▶ _WHAT THIS TASK INVOLVES_
Omit every picture and output the rest of the records exactly as they are.

[Collected data entries]
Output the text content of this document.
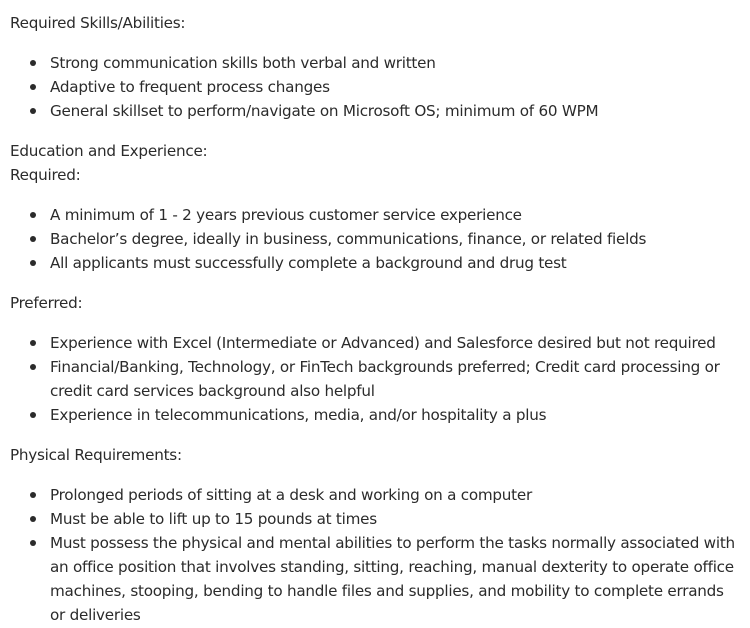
Required Skills/Abilities:

Strong communication skills both verbal and written
Adaptive to frequent process changes
General skillset to perform/navigate on Microsoft OS; minimum of 60 WPM

Education and Experience:

Required:

A minimum of 1 - 2 years previous customer service experience
Bachelor’s degree, ideally in business, communications, finance, or related fields
All applicants must successfully complete a background and drug test

Preferred:

Experience with Excel (Intermediate or Advanced) and Salesforce desired but not required
Financial/Banking, Technology, or FinTech backgrounds preferred; Credit card processing or credit card services background also helpful
Experience in telecommunications, media, and/or hospitality a plus

Physical Requirements:

Prolonged periods of sitting at a desk and working on a computer
Must be able to lift up to 15 pounds at times
Must possess the physical and mental abilities to perform the tasks normally associated with an office position that involves standing, sitting, reaching, manual dexterity to operate office machines, stooping, bending to handle files and supplies, and mobility to complete errands or deliveries
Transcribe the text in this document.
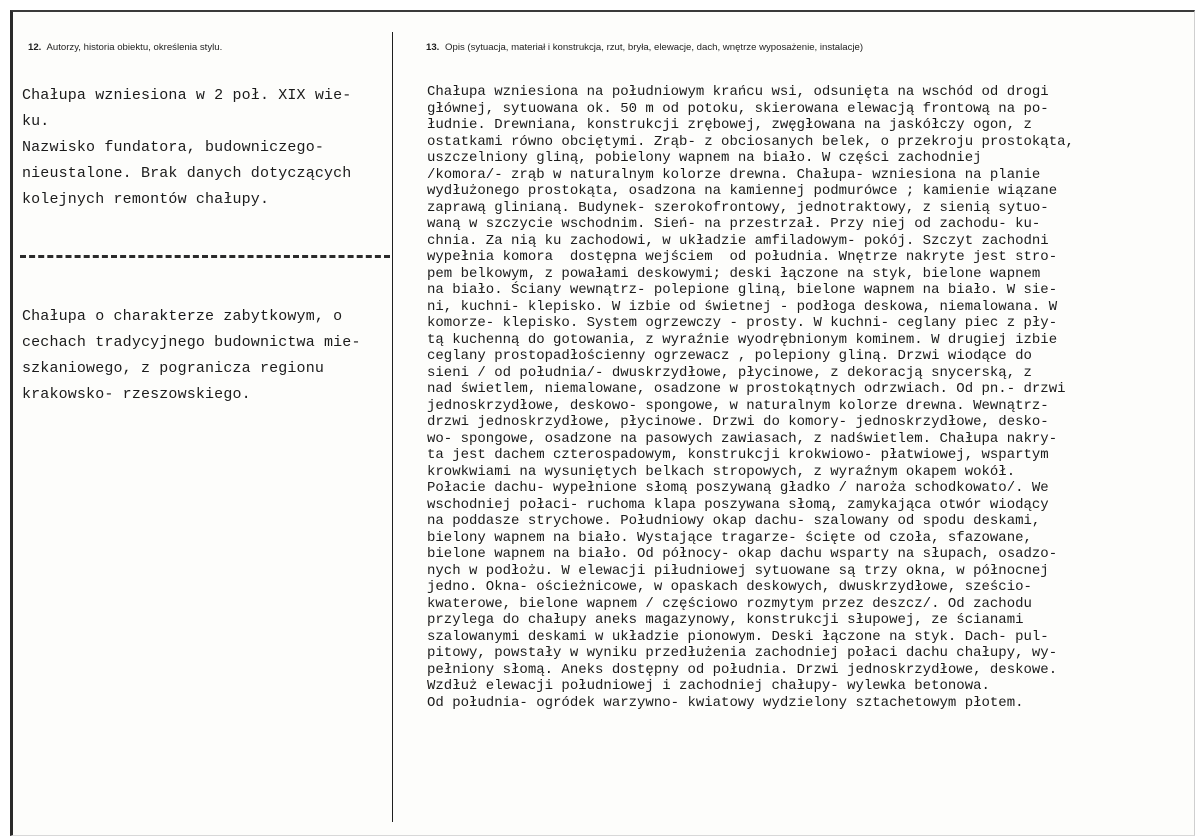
12. Autorzy, historia obiektu, określenia stylu.	13. Opis (sytuacja, materiał i konstrukcja, rzut, bryła, elewacje, dach, wnętrze wyposażenie, instalacje)
Chałupa wzniesiona w 2 poł. XIX wie-
ku.
Nazwisko fundatora, budowniczego-
nieustalone. Brak danych dotyczących
kolejnych remontów chałupy.
Chałupa o charakterze zabytkowym, o
cechach tradycyjnego budownictwa mie-
szkaniowego, z pogranicza regionu
krakowsko- rzeszowskiego.
Chałupa wzniesiona na południowym krańcu wsi, odsunięta na wschód od drogi
głównej, sytuowana ok. 50 m od potoku, skierowana elewacją frontową na po-
łudnie. Drewniana, konstrukcji zrębowej, zwęgłowana na jaskółczy ogon, z
ostatkami równo obciętymi. Zrąb- z obciosanych belek, o przekroju prostokąta,
uszczelniony gliną, pobielony wapnem na biało. W części zachodniej
/komora/- zrąb w naturalnym kolorze drewna. Chałupa- wzniesiona na planie
wydłużonego prostokąta, osadzona na kamiennej podmurówce ; kamienie wiązane
zaprawą glinianą. Budynek- szerokofrontowy, jednotraktowy, z sienią sytuo-
waną w szczycie wschodnim. Sień- na przestrzał. Przy niej od zachodu- ku-
chnia. Za nią ku zachodowi, w układzie amfiladowym- pokój. Szczyt zachodni
wypełnia komora  dostępna wejściem  od południa. Wnętrze nakryte jest stro-
pem belkowym, z powałami deskowymi; deski łączone na styk, bielone wapnem
na biało. Ściany wewnątrz- polepione gliną, bielone wapnem na biało. W sie-
ni, kuchni- klepisko. W izbie od świetnej - podłoga deskowa, niemalowana. W
komorze- klepisko. System ogrzewczy - prosty. W kuchni- ceglany piec z pły-
tą kuchenną do gotowania, z wyraźnie wyodrębnionym kominem. W drugiej izbie
ceglany prostopadłościenny ogrzewacz , polepiony gliną. Drzwi wiodące do
sieni / od południa/- dwuskrzydłowe, płycinowe, z dekoracją snycerską, z
nad świetlem, niemalowane, osadzone w prostokątnych odrzwiach. Od pn.- drzwi
jednoskrzydłowe, deskowo- spongowe, w naturalnym kolorze drewna. Wewnątrz-
drzwi jednoskrzydłowe, płycinowe. Drzwi do komory- jednoskrzydłowe, desko-
wo- spongowe, osadzone na pasowych zawiasach, z nadświetlem. Chałupa nakry-
ta jest dachem czterospadowym, konstrukcji krokwiowo- płatwiowej, wspartym
krowkwiami na wysuniętych belkach stropowych, z wyraźnym okapem wokół.
Połacie dachu- wypełnione słomą poszywaną gładko / naroża schodkowato/. We
wschodniej połaci- ruchoma klapa poszywana słomą, zamykająca otwór wiodący
na poddasze strychowe. Południowy okap dachu- szalowany od spodu deskami,
bielony wapnem na biało. Wystające tragarze- ścięte od czoła, sfazowane,
bielone wapnem na biało. Od północy- okap dachu wsparty na słupach, osadzo-
nych w podłożu. W elewacji piłudniowej sytuowane są trzy okna, w północnej
jedno. Okna- ościeżnicowe, w opaskach deskowych, dwuskrzydłowe, sześcio-
kwaterowe, bielone wapnem / częściowo rozmytym przez deszcz/. Od zachodu
przylega do chałupy aneks magazynowy, konstrukcji słupowej, ze ścianami
szalowanymi deskami w układzie pionowym. Deski łączone na styk. Dach- pul-
pitowy, powstały w wyniku przedłużenia zachodniej połaci dachu chałupy, wy-
pełniony słomą. Aneks dostępny od południa. Drzwi jednoskrzydłowe, deskowe.
Wzdłuż elewacji południowej i zachodniej chałupy- wylewka betonowa.
Od południa- ogródek warzywno- kwiatowy wydzielony sztachetowym płotem.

▶ _FINISHED ANSWER_
Output the text content of this document.
Required Skills/Abilities:

Strong communication skills both verbal and written
Adaptive to frequent process changes
General skillset to perform/navigate on Microsoft OS; minimum of 60 WPM

Education and Experience:

Required:

A minimum of 1 - 2 years previous customer service experience
Bachelor’s degree, ideally in business, communications, finance, or related fields
All applicants must successfully complete a background and drug test

Preferred:

Experience with Excel (Intermediate or Advanced) and Salesforce desired but not required
Financial/Banking, Technology, or FinTech backgrounds preferred; Credit card processing or credit card services background also helpful
Experience in telecommunications, media, and/or hospitality a plus

Physical Requirements:

Prolonged periods of sitting at a desk and working on a computer
Must be able to lift up to 15 pounds at times
Must possess the physical and mental abilities to perform the tasks normally associated with an office position that involves standing, sitting, reaching, manual dexterity to operate office machines, stooping, bending to handle files and supplies, and mobility to complete errands or deliveries
Transcribe the text in this document.
12. Autorzy, historia obiektu, określenia stylu.	13. Opis (sytuacja, materiał i konstrukcja, rzut, bryła, elewacje, dach, wnętrze wyposażenie, instalacje)
Chałupa wzniesiona w 2 poł. XIX wie-
ku.
Nazwisko fundatora, budowniczego-
nieustalone. Brak danych dotyczących
kolejnych remontów chałupy.
Chałupa o charakterze zabytkowym, o
cechach tradycyjnego budownictwa mie-
szkaniowego, z pogranicza regionu
krakowsko- rzeszowskiego.
Chałupa wzniesiona na południowym krańcu wsi, odsunięta na wschód od drogi
głównej, sytuowana ok. 50 m od potoku, skierowana elewacją frontową na po-
łudnie. Drewniana, konstrukcji zrębowej, zwęgłowana na jaskółczy ogon, z
ostatkami równo obciętymi. Zrąb- z obciosanych belek, o przekroju prostokąta,
uszczelniony gliną, pobielony wapnem na biało. W części zachodniej
/komora/- zrąb w naturalnym kolorze drewna. Chałupa- wzniesiona na planie
wydłużonego prostokąta, osadzona na kamiennej podmurówce ; kamienie wiązane
zaprawą glinianą. Budynek- szerokofrontowy, jednotraktowy, z sienią sytuo-
waną w szczycie wschodnim. Sień- na przestrzał. Przy niej od zachodu- ku-
chnia. Za nią ku zachodowi, w układzie amfiladowym- pokój. Szczyt zachodni
wypełnia komora  dostępna wejściem  od południa. Wnętrze nakryte jest stro-
pem belkowym, z powałami deskowymi; deski łączone na styk, bielone wapnem
na biało. Ściany wewnątrz- polepione gliną, bielone wapnem na biało. W sie-
ni, kuchni- klepisko. W izbie od świetnej - podłoga deskowa, niemalowana. W
komorze- klepisko. System ogrzewczy - prosty. W kuchni- ceglany piec z pły-
tą kuchenną do gotowania, z wyraźnie wyodrębnionym kominem. W drugiej izbie
ceglany prostopadłościenny ogrzewacz , polepiony gliną. Drzwi wiodące do
sieni / od południa/- dwuskrzydłowe, płycinowe, z dekoracją snycerską, z
nad świetlem, niemalowane, osadzone w prostokątnych odrzwiach. Od pn.- drzwi
jednoskrzydłowe, deskowo- spongowe, w naturalnym kolorze drewna. Wewnątrz-
drzwi jednoskrzydłowe, płycinowe. Drzwi do komory- jednoskrzydłowe, desko-
wo- spongowe, osadzone na pasowych zawiasach, z nadświetlem. Chałupa nakry-
ta jest dachem czterospadowym, konstrukcji krokwiowo- płatwiowej, wspartym
krowkwiami na wysuniętych belkach stropowych, z wyraźnym okapem wokół.
Połacie dachu- wypełnione słomą poszywaną gładko / naroża schodkowato/. We
wschodniej połaci- ruchoma klapa poszywana słomą, zamykająca otwór wiodący
na poddasze strychowe. Południowy okap dachu- szalowany od spodu deskami,
bielony wapnem na biało. Wystające tragarze- ścięte od czoła, sfazowane,
bielone wapnem na biało. Od północy- okap dachu wsparty na słupach, osadzo-
nych w podłożu. W elewacji piłudniowej sytuowane są trzy okna, w północnej
jedno. Okna- ościeżnicowe, w opaskach deskowych, dwuskrzydłowe, sześcio-
kwaterowe, bielone wapnem / częściowo rozmytym przez deszcz/. Od zachodu
przylega do chałupy aneks magazynowy, konstrukcji słupowej, ze ścianami
szalowanymi deskami w układzie pionowym. Deski łączone na styk. Dach- pul-
pitowy, powstały w wyniku przedłużenia zachodniej połaci dachu chałupy, wy-
pełniony słomą. Aneks dostępny od południa. Drzwi jednoskrzydłowe, deskowe.
Wzdłuż elewacji południowej i zachodniej chałupy- wylewka betonowa.
Od południa- ogródek warzywno- kwiatowy wydzielony sztachetowym płotem.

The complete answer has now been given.